### Records for the task

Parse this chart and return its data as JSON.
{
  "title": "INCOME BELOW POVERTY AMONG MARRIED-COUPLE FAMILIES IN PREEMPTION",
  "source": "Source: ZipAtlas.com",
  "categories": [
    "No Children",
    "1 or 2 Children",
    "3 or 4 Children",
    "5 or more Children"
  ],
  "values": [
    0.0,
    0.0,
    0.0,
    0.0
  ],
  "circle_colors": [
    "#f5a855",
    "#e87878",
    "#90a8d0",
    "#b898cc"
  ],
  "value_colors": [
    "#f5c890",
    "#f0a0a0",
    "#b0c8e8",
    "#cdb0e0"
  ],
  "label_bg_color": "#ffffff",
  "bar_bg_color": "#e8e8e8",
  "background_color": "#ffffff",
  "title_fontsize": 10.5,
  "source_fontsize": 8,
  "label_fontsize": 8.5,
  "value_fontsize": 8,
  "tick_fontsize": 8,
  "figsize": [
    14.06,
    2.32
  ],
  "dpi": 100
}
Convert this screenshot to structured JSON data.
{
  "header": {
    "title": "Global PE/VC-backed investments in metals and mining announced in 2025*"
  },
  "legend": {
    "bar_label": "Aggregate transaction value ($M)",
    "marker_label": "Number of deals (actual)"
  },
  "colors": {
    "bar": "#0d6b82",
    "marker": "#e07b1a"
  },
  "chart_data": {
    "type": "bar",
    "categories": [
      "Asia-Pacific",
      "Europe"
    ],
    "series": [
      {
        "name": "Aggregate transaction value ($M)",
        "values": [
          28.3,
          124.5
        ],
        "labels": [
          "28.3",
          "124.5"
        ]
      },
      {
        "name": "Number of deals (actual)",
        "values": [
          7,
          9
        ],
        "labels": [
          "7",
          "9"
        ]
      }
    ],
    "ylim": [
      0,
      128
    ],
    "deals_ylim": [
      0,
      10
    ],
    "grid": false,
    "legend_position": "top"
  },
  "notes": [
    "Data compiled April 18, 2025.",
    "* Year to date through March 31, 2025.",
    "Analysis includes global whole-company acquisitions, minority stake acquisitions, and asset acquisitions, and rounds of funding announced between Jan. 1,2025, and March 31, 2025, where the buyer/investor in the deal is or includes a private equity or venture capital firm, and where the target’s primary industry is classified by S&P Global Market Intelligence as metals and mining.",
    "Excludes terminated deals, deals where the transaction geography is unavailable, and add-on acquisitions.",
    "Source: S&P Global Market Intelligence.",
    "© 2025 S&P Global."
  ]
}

######

Do this: Exact copies of all the records are required.

Solution for this exercise:
Parse this chart and return its data as JSON.
{
  "title": "INCOME BELOW POVERTY AMONG MARRIED-COUPLE FAMILIES IN PREEMPTION",
  "source": "Source: ZipAtlas.com",
  "categories": [
    "No Children",
    "1 or 2 Children",
    "3 or 4 Children",
    "5 or more Children"
  ],
  "values": [
    0.0,
    0.0,
    0.0,
    0.0
  ],
  "circle_colors": [
    "#f5a855",
    "#e87878",
    "#90a8d0",
    "#b898cc"
  ],
  "value_colors": [
    "#f5c890",
    "#f0a0a0",
    "#b0c8e8",
    "#cdb0e0"
  ],
  "label_bg_color": "#ffffff",
  "bar_bg_color": "#e8e8e8",
  "background_color": "#ffffff",
  "title_fontsize": 10.5,
  "source_fontsize": 8,
  "label_fontsize": 8.5,
  "value_fontsize": 8,
  "tick_fontsize": 8,
  "figsize": [
    14.06,
    2.32
  ],
  "dpi": 100
}
Convert this screenshot to structured JSON data.
{
  "header": {
    "title": "Global PE/VC-backed investments in metals and mining announced in 2025*"
  },
  "legend": {
    "bar_label": "Aggregate transaction value ($M)",
    "marker_label": "Number of deals (actual)"
  },
  "colors": {
    "bar": "#0d6b82",
    "marker": "#e07b1a"
  },
  "chart_data": {
    "type": "bar",
    "categories": [
      "Asia-Pacific",
      "Europe"
    ],
    "series": [
      {
        "name": "Aggregate transaction value ($M)",
        "values": [
          28.3,
          124.5
        ],
        "labels": [
          "28.3",
          "124.5"
        ]
      },
      {
        "name": "Number of deals (actual)",
        "values": [
          7,
          9
        ],
        "labels": [
          "7",
          "9"
        ]
      }
    ],
    "ylim": [
      0,
      128
    ],
    "deals_ylim": [
      0,
      10
    ],
    "grid": false,
    "legend_position": "top"
  },
  "notes": [
    "Data compiled April 18, 2025.",
    "* Year to date through March 31, 2025.",
    "Analysis includes global whole-company acquisitions, minority stake acquisitions, and asset acquisitions, and rounds of funding announced between Jan. 1,2025, and March 31, 2025, where the buyer/investor in the deal is or includes a private equity or venture capital firm, and where the target’s primary industry is classified by S&P Global Market Intelligence as metals and mining.",
    "Excludes terminated deals, deals where the transaction geography is unavailable, and add-on acquisitions.",
    "Source: S&P Global Market Intelligence.",
    "© 2025 S&P Global."
  ]
}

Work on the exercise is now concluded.